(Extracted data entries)
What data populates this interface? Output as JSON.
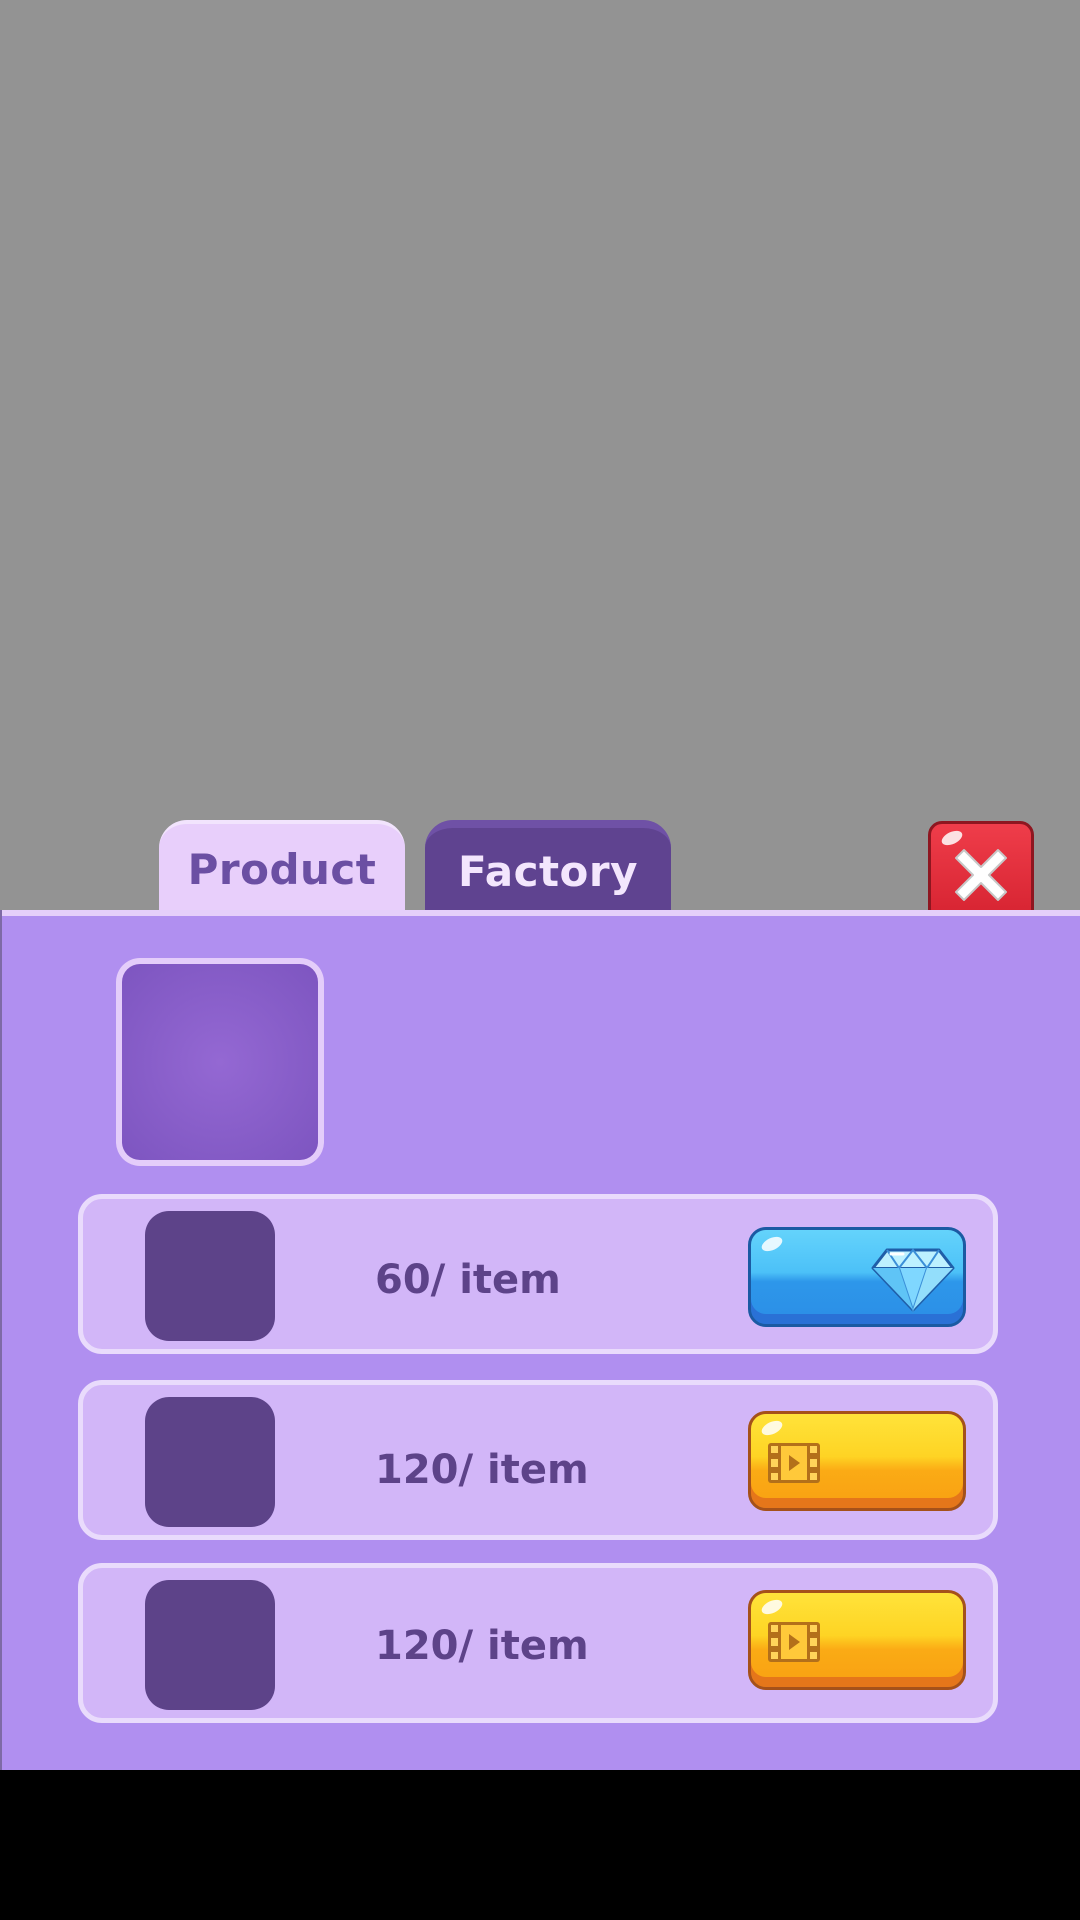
{
  "tabs": [
    {
      "label": "Product",
      "active": true
    },
    {
      "label": "Factory",
      "active": false
    }
  ],
  "close_button": {
    "icon": "close-x-icon"
  },
  "preview": {
    "icon": "product-preview-slot"
  },
  "rows": [
    {
      "price": "60/ item",
      "button_type": "gem",
      "icon": "diamond-icon"
    },
    {
      "price": "120/ item",
      "button_type": "video-ad",
      "icon": "film-play-icon"
    },
    {
      "price": "120/ item",
      "button_type": "video-ad",
      "icon": "film-play-icon"
    }
  ],
  "colors": {
    "backdrop": "#939393",
    "panel": "#b08ff0",
    "row": "#d2b6f8",
    "thumb": "#5d4389",
    "tab_active": "#e8cffb",
    "tab_inactive": "#5f4390",
    "close": "#d3202e",
    "gem_button": "#4cc1f8",
    "video_button": "#fed424"
  }
}
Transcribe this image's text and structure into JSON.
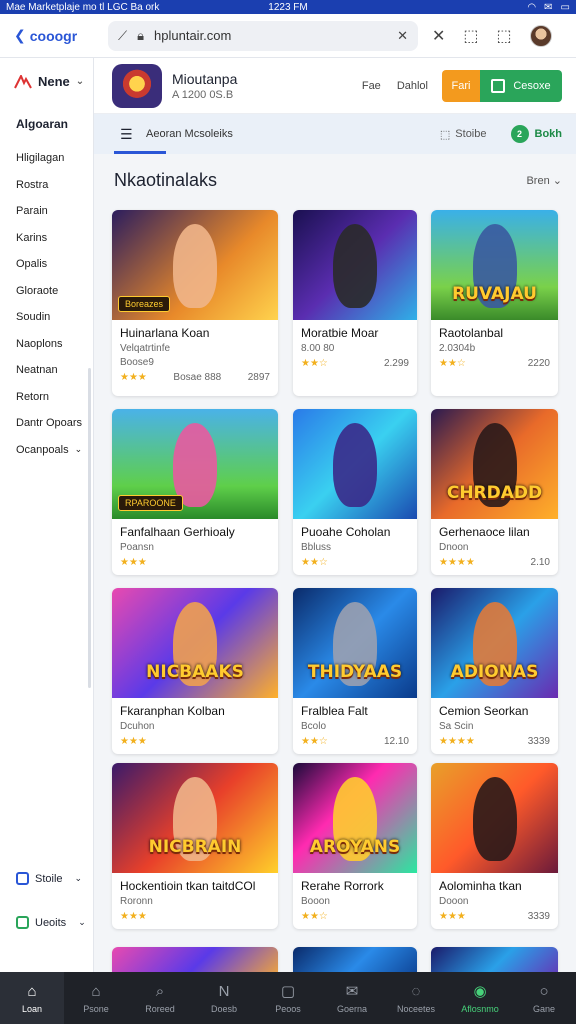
{
  "status": {
    "left": "Mae Marketplaje mo tl LGC Ba ork",
    "time": "1223 FM"
  },
  "browser": {
    "brand": "cooogr",
    "url": "hpluntair.com"
  },
  "sidebar": {
    "menu_label": "Nene",
    "heading": "Algoaran",
    "items": [
      {
        "label": "Hligilagan"
      },
      {
        "label": "Rostra"
      },
      {
        "label": "Parain"
      },
      {
        "label": "Karins"
      },
      {
        "label": "Opalis"
      },
      {
        "label": "Gloraote"
      },
      {
        "label": "Soudin"
      },
      {
        "label": "Naoplons"
      },
      {
        "label": "Neatnan"
      },
      {
        "label": "Retorn"
      },
      {
        "label": "Dantr Opoars"
      },
      {
        "label": "Ocanpoals"
      }
    ],
    "bottom1": "Stoile",
    "bottom2": "Ueoits"
  },
  "header": {
    "app_name": "Mioutanpa",
    "app_sub": "A 1200 0S.B",
    "link1": "Fae",
    "link2": "Dahlol",
    "btn_orange": "Fari",
    "btn_green": "Cesoxe"
  },
  "subbar": {
    "title": "Aeoran Mcsoleiks",
    "store": "Stoibe",
    "badge": "Bokh",
    "badge_num": "2"
  },
  "section": {
    "title": "Nkaotinalaks",
    "filter": "Bren"
  },
  "cards": [
    {
      "title": "Huinarlana Koan",
      "sub": "Velqatrtinfe",
      "meta": "Boose9",
      "extra": "Bosae 888",
      "price": "2897",
      "stars": 3,
      "label": "",
      "badge": "Boreazes"
    },
    {
      "title": "Moratbie Moar",
      "sub": "",
      "meta": "8.00 80",
      "extra": "",
      "price": "2.299",
      "stars": 2,
      "label": "",
      "badge": ""
    },
    {
      "title": "Raotolanbal",
      "sub": "",
      "meta": "2.0304b",
      "extra": "",
      "price": "2220",
      "stars": 2,
      "label": "RUVAJAU",
      "badge": ""
    },
    {
      "title": "Fanfalhaan Gerhioaly",
      "sub": "Poansn",
      "meta": "",
      "extra": "",
      "price": "",
      "stars": 3,
      "label": "",
      "badge": "RPAROONE"
    },
    {
      "title": "Puoahe Coholan",
      "sub": "Bbluss",
      "meta": "",
      "extra": "",
      "price": "",
      "stars": 2,
      "label": "",
      "badge": ""
    },
    {
      "title": "Gerhenaoce lilan",
      "sub": "Dnoon",
      "meta": "",
      "extra": "",
      "price": "2.10",
      "stars": 4,
      "label": "CHRDADD",
      "badge": ""
    },
    {
      "title": "Fkaranphan Kolban",
      "sub": "Dcuhon",
      "meta": "",
      "extra": "",
      "price": "",
      "stars": 3,
      "label": "NICBAAKS",
      "badge": ""
    },
    {
      "title": "Fralblea Falt",
      "sub": "Bcolo",
      "meta": "",
      "extra": "",
      "price": "12.10",
      "stars": 2,
      "label": "THIDYAAS",
      "badge": ""
    },
    {
      "title": "Cemion Seorkan",
      "sub": "Sa Scin",
      "meta": "",
      "extra": "",
      "price": "3339",
      "stars": 4,
      "label": "ADIONAS",
      "badge": ""
    },
    {
      "title": "Hockentioin tkan taitdCOl",
      "sub": "Roronn",
      "meta": "",
      "extra": "",
      "price": "",
      "stars": 3,
      "label": "NICBRAIN",
      "badge": ""
    },
    {
      "title": "Rerahe Rorrork",
      "sub": "Booon",
      "meta": "",
      "extra": "",
      "price": "",
      "stars": 2,
      "label": "AROYANS",
      "badge": ""
    },
    {
      "title": "Aolominha tkan",
      "sub": "Dooon",
      "meta": "",
      "extra": "",
      "price": "3339",
      "stars": 3,
      "label": "",
      "badge": ""
    }
  ],
  "bottomnav": [
    {
      "label": "Loan",
      "icon": "home-icon"
    },
    {
      "label": "Psone",
      "icon": "house-icon"
    },
    {
      "label": "Roreed",
      "icon": "search-icon"
    },
    {
      "label": "Doesb",
      "icon": "n-icon"
    },
    {
      "label": "Peoos",
      "icon": "bag-icon"
    },
    {
      "label": "Goerna",
      "icon": "mail-icon"
    },
    {
      "label": "Noceetes",
      "icon": "chat-icon"
    },
    {
      "label": "Aflosnmo",
      "icon": "game-icon"
    },
    {
      "label": "Gane",
      "icon": "circle-icon"
    }
  ]
}
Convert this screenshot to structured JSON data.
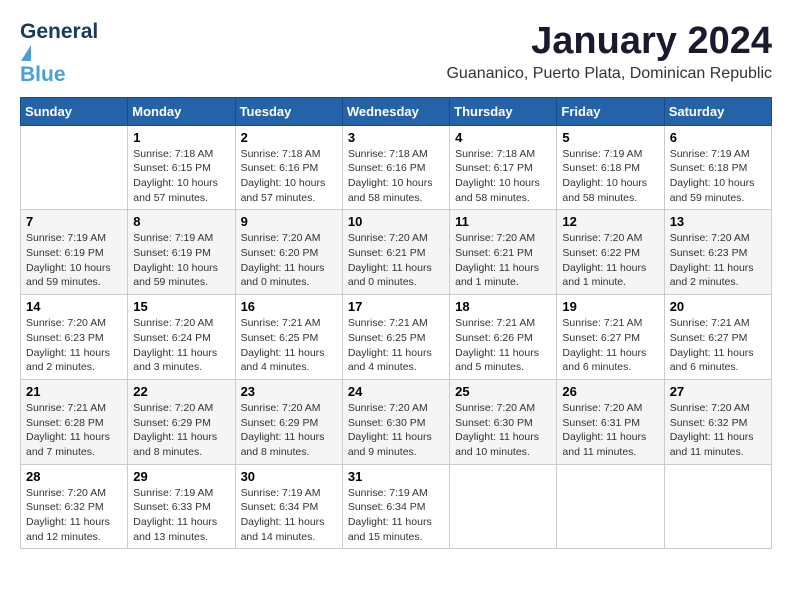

## Challenge
Working from the entries above, return all lines that contain "JSON".

## Solved exercise
What data populates this interface? Output as JSON.
Transcribe this image's text and structure into JSON.
Convert this screenshot to structured JSON data.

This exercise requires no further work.